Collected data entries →
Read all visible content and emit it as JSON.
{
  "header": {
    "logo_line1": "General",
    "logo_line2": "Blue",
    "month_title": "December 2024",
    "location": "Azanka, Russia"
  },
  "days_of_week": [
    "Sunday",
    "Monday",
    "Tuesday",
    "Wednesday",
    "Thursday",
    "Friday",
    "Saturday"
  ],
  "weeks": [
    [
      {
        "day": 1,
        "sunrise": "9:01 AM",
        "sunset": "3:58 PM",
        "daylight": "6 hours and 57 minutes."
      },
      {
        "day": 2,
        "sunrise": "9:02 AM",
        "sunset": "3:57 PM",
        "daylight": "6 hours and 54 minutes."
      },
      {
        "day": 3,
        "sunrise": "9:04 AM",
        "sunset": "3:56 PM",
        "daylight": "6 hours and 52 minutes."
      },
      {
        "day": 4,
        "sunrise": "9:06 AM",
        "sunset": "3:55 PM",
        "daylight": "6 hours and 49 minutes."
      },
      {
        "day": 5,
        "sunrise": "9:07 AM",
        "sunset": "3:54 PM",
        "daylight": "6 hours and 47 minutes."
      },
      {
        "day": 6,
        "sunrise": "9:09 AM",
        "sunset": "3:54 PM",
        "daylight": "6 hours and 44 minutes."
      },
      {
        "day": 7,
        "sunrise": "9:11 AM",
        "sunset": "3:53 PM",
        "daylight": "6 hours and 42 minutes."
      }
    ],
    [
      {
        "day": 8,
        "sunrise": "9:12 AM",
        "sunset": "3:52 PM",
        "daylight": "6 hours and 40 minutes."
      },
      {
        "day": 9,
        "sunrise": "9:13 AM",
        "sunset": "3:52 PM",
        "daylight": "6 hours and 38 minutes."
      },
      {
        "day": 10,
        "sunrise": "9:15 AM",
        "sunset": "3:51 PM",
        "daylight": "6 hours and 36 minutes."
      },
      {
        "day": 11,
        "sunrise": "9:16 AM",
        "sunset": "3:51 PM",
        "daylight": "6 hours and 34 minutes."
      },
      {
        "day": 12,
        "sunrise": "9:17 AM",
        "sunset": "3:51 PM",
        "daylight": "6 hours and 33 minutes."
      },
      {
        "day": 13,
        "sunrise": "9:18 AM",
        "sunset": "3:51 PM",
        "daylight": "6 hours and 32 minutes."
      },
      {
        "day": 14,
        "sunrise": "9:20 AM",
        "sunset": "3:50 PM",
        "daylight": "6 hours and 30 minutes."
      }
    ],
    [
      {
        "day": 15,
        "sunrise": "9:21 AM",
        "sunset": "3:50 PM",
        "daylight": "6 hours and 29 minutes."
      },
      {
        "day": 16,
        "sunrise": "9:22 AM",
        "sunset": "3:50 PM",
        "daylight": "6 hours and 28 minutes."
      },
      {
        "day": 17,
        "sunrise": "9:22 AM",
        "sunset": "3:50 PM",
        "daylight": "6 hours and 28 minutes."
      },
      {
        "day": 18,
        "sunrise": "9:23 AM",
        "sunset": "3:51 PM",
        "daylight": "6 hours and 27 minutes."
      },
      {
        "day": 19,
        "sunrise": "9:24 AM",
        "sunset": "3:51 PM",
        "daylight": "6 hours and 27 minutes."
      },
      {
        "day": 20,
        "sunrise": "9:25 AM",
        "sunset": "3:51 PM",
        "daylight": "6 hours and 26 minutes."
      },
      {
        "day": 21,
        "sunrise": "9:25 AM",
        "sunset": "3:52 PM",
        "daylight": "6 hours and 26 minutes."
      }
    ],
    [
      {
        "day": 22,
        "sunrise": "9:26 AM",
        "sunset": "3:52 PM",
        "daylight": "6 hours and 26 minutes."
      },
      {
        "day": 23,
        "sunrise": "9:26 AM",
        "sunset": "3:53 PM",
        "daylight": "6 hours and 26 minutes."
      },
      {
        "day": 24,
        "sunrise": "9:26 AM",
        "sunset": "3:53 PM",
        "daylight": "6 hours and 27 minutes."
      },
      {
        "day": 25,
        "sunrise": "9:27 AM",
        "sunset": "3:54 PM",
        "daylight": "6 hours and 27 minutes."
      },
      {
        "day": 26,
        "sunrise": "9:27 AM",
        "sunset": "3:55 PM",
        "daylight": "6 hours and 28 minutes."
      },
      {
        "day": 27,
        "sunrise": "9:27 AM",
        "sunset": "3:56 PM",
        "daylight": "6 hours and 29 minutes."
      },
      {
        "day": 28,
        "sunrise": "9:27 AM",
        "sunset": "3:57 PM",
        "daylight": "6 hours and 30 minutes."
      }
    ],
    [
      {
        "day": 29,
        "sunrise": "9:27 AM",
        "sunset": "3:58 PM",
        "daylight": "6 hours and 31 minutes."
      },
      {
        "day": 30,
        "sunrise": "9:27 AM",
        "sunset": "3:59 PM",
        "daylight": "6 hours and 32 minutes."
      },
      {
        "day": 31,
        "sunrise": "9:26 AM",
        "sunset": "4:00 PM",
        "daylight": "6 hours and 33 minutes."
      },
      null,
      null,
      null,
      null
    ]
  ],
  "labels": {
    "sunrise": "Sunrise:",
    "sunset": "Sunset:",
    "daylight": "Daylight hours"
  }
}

WHAT THE TASK ASKS →
Repeat the data precisely, line by line.

RESULT OF THIS EXERCISE →
Read all visible content and emit it as JSON.
{
  "header": {
    "logo_line1": "General",
    "logo_line2": "Blue",
    "month_title": "December 2024",
    "location": "Azanka, Russia"
  },
  "days_of_week": [
    "Sunday",
    "Monday",
    "Tuesday",
    "Wednesday",
    "Thursday",
    "Friday",
    "Saturday"
  ],
  "weeks": [
    [
      {
        "day": 1,
        "sunrise": "9:01 AM",
        "sunset": "3:58 PM",
        "daylight": "6 hours and 57 minutes."
      },
      {
        "day": 2,
        "sunrise": "9:02 AM",
        "sunset": "3:57 PM",
        "daylight": "6 hours and 54 minutes."
      },
      {
        "day": 3,
        "sunrise": "9:04 AM",
        "sunset": "3:56 PM",
        "daylight": "6 hours and 52 minutes."
      },
      {
        "day": 4,
        "sunrise": "9:06 AM",
        "sunset": "3:55 PM",
        "daylight": "6 hours and 49 minutes."
      },
      {
        "day": 5,
        "sunrise": "9:07 AM",
        "sunset": "3:54 PM",
        "daylight": "6 hours and 47 minutes."
      },
      {
        "day": 6,
        "sunrise": "9:09 AM",
        "sunset": "3:54 PM",
        "daylight": "6 hours and 44 minutes."
      },
      {
        "day": 7,
        "sunrise": "9:11 AM",
        "sunset": "3:53 PM",
        "daylight": "6 hours and 42 minutes."
      }
    ],
    [
      {
        "day": 8,
        "sunrise": "9:12 AM",
        "sunset": "3:52 PM",
        "daylight": "6 hours and 40 minutes."
      },
      {
        "day": 9,
        "sunrise": "9:13 AM",
        "sunset": "3:52 PM",
        "daylight": "6 hours and 38 minutes."
      },
      {
        "day": 10,
        "sunrise": "9:15 AM",
        "sunset": "3:51 PM",
        "daylight": "6 hours and 36 minutes."
      },
      {
        "day": 11,
        "sunrise": "9:16 AM",
        "sunset": "3:51 PM",
        "daylight": "6 hours and 34 minutes."
      },
      {
        "day": 12,
        "sunrise": "9:17 AM",
        "sunset": "3:51 PM",
        "daylight": "6 hours and 33 minutes."
      },
      {
        "day": 13,
        "sunrise": "9:18 AM",
        "sunset": "3:51 PM",
        "daylight": "6 hours and 32 minutes."
      },
      {
        "day": 14,
        "sunrise": "9:20 AM",
        "sunset": "3:50 PM",
        "daylight": "6 hours and 30 minutes."
      }
    ],
    [
      {
        "day": 15,
        "sunrise": "9:21 AM",
        "sunset": "3:50 PM",
        "daylight": "6 hours and 29 minutes."
      },
      {
        "day": 16,
        "sunrise": "9:22 AM",
        "sunset": "3:50 PM",
        "daylight": "6 hours and 28 minutes."
      },
      {
        "day": 17,
        "sunrise": "9:22 AM",
        "sunset": "3:50 PM",
        "daylight": "6 hours and 28 minutes."
      },
      {
        "day": 18,
        "sunrise": "9:23 AM",
        "sunset": "3:51 PM",
        "daylight": "6 hours and 27 minutes."
      },
      {
        "day": 19,
        "sunrise": "9:24 AM",
        "sunset": "3:51 PM",
        "daylight": "6 hours and 27 minutes."
      },
      {
        "day": 20,
        "sunrise": "9:25 AM",
        "sunset": "3:51 PM",
        "daylight": "6 hours and 26 minutes."
      },
      {
        "day": 21,
        "sunrise": "9:25 AM",
        "sunset": "3:52 PM",
        "daylight": "6 hours and 26 minutes."
      }
    ],
    [
      {
        "day": 22,
        "sunrise": "9:26 AM",
        "sunset": "3:52 PM",
        "daylight": "6 hours and 26 minutes."
      },
      {
        "day": 23,
        "sunrise": "9:26 AM",
        "sunset": "3:53 PM",
        "daylight": "6 hours and 26 minutes."
      },
      {
        "day": 24,
        "sunrise": "9:26 AM",
        "sunset": "3:53 PM",
        "daylight": "6 hours and 27 minutes."
      },
      {
        "day": 25,
        "sunrise": "9:27 AM",
        "sunset": "3:54 PM",
        "daylight": "6 hours and 27 minutes."
      },
      {
        "day": 26,
        "sunrise": "9:27 AM",
        "sunset": "3:55 PM",
        "daylight": "6 hours and 28 minutes."
      },
      {
        "day": 27,
        "sunrise": "9:27 AM",
        "sunset": "3:56 PM",
        "daylight": "6 hours and 29 minutes."
      },
      {
        "day": 28,
        "sunrise": "9:27 AM",
        "sunset": "3:57 PM",
        "daylight": "6 hours and 30 minutes."
      }
    ],
    [
      {
        "day": 29,
        "sunrise": "9:27 AM",
        "sunset": "3:58 PM",
        "daylight": "6 hours and 31 minutes."
      },
      {
        "day": 30,
        "sunrise": "9:27 AM",
        "sunset": "3:59 PM",
        "daylight": "6 hours and 32 minutes."
      },
      {
        "day": 31,
        "sunrise": "9:26 AM",
        "sunset": "4:00 PM",
        "daylight": "6 hours and 33 minutes."
      },
      null,
      null,
      null,
      null
    ]
  ],
  "labels": {
    "sunrise": "Sunrise:",
    "sunset": "Sunset:",
    "daylight": "Daylight hours"
  }
}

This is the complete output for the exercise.